[Quoted passage]

Apple 6 Water System User Manual


 
14 Chapter 1 Working with HDV
For example, suppose you record some typical “talking head” footage, such as an
interview in which a seated person moves very little throughout the shot. Most of the
person’s body stays still, so most of the visual information is stored in an I-frame; the
subsequent P- and B-frames store only the changes from one frame to the next.
Because P- and B-frames depend on other frames to create a meaningful image, your
computer spends more processing power decoding HDV frames for display than it does
when displaying intraframe-only formats such as DV, uncompressed video, or the
Apple Intermediate Codec.
More About Long-GOP Video
The term long refers to the fact that P- and B-frames are used between I-frame
intervals. At the other end of the spectrum, the opposite of long-GOP MPEG is
I-frame-only MPEG, in which only I-frames are used. Formats such as IMX use
I-frame-only MPEG, which reduces temporal artifacts and improves editing
performance. However, I-frame-only formats have a significantly higher data rate
because each frame must store enough data to be completely self-contained.
Therefore, although the decoding demands on your computer are decreased, there
is a greater demand for scratch disk speed and capacity.
1080-line HDV media uses an open GOP structure, which means that B-frames in the
MPEG stream can be reliant on frames in adjacent GOPs. 720-line HDV media uses a
closed GOP structure, which means that each GOP is self-contained and does not rely
on frames outside the GOP.

[Task goal] In the passage on HDV video, what kind of GOP structure does 720-line HDV media use?

Source data:
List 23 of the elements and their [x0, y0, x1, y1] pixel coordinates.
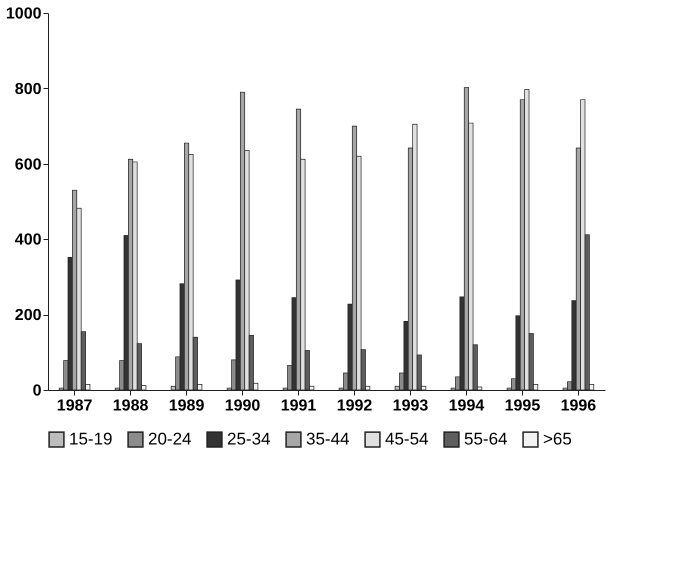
x-tick-label: 1992 — [336, 398, 372, 414]
x-tick-label: 1988 — [112, 398, 148, 414]
x-tick-label: 1989 — [168, 398, 204, 414]
y-tick-label: 200 — [14, 307, 42, 324]
x-tick-label: 1987 — [56, 398, 92, 414]
x-tick-label: 1991 — [280, 398, 316, 414]
x-tick-label: 1995 — [504, 398, 540, 414]
y-tick-label: 800 — [14, 80, 42, 98]
y-tick-label: 1000 — [6, 6, 42, 22]
x-tick-label: 1993 — [392, 398, 428, 414]
y-tick-label: 600 — [14, 156, 42, 174]
x-tick-label: 1996 — [560, 398, 596, 414]
legend-label: 55-64 — [464, 430, 508, 449]
y-tick-label: 400 — [14, 232, 42, 249]
legend-label: 25-34 — [227, 430, 270, 449]
legend-label: 35-44 — [306, 430, 350, 449]
legend-label: >65 — [543, 430, 572, 449]
legend-label: 15-19 — [69, 430, 112, 449]
x-tick-label: 1994 — [448, 398, 484, 414]
y-tick-label: 0 — [32, 382, 42, 400]
x-tick-label: 1990 — [224, 398, 260, 414]
legend-label: 20-24 — [148, 430, 192, 449]
legend-label: 45-54 — [385, 430, 428, 449]
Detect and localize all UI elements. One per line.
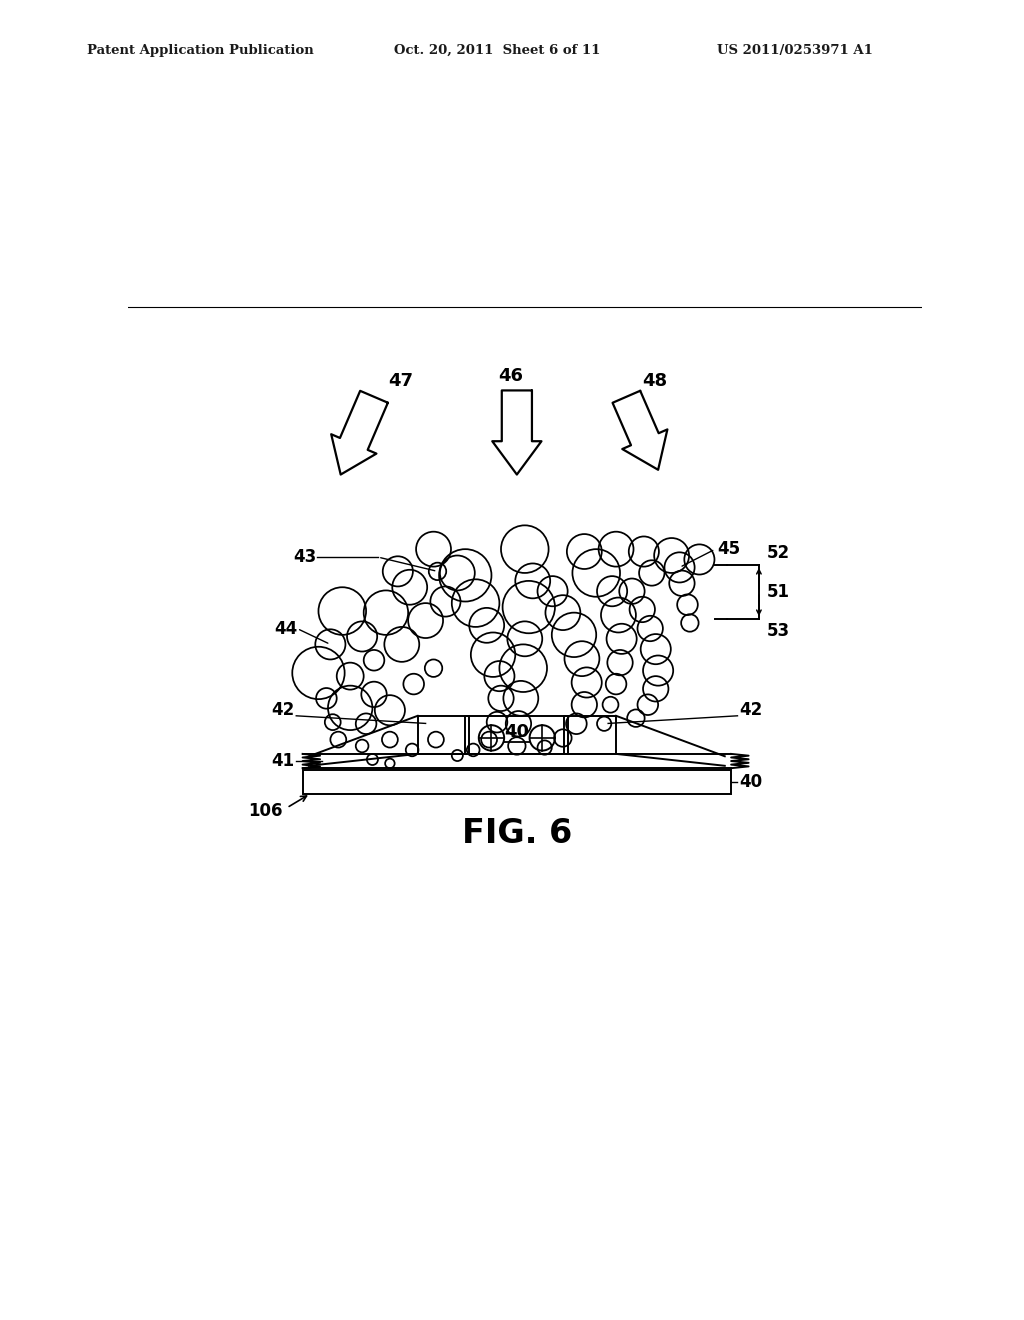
Text: Patent Application Publication: Patent Application Publication <box>87 44 313 57</box>
Bar <box>303 770 731 793</box>
Text: 42: 42 <box>739 701 762 719</box>
Text: 106: 106 <box>248 803 283 820</box>
Bar <box>418 715 469 754</box>
Text: 41: 41 <box>271 752 295 770</box>
Text: 43: 43 <box>294 548 316 566</box>
Text: 45: 45 <box>717 540 740 558</box>
Text: 46: 46 <box>498 367 523 385</box>
Text: 48: 48 <box>642 372 668 391</box>
Text: 44: 44 <box>273 619 297 638</box>
Text: 40: 40 <box>505 722 529 741</box>
Bar <box>465 715 568 754</box>
Bar <box>564 715 616 754</box>
Text: Oct. 20, 2011  Sheet 6 of 11: Oct. 20, 2011 Sheet 6 of 11 <box>394 44 601 57</box>
Text: 47: 47 <box>388 372 414 391</box>
Text: 42: 42 <box>271 701 295 719</box>
Text: 51: 51 <box>767 583 790 601</box>
Text: FIG. 6: FIG. 6 <box>462 817 572 850</box>
Text: 40: 40 <box>739 772 762 791</box>
Text: 52: 52 <box>767 544 790 562</box>
Text: US 2011/0253971 A1: US 2011/0253971 A1 <box>717 44 872 57</box>
Text: 53: 53 <box>767 622 790 640</box>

[The solution] It uses a closed GOP structure: each GOP is self-contained and does not rely on frames outside the GOP.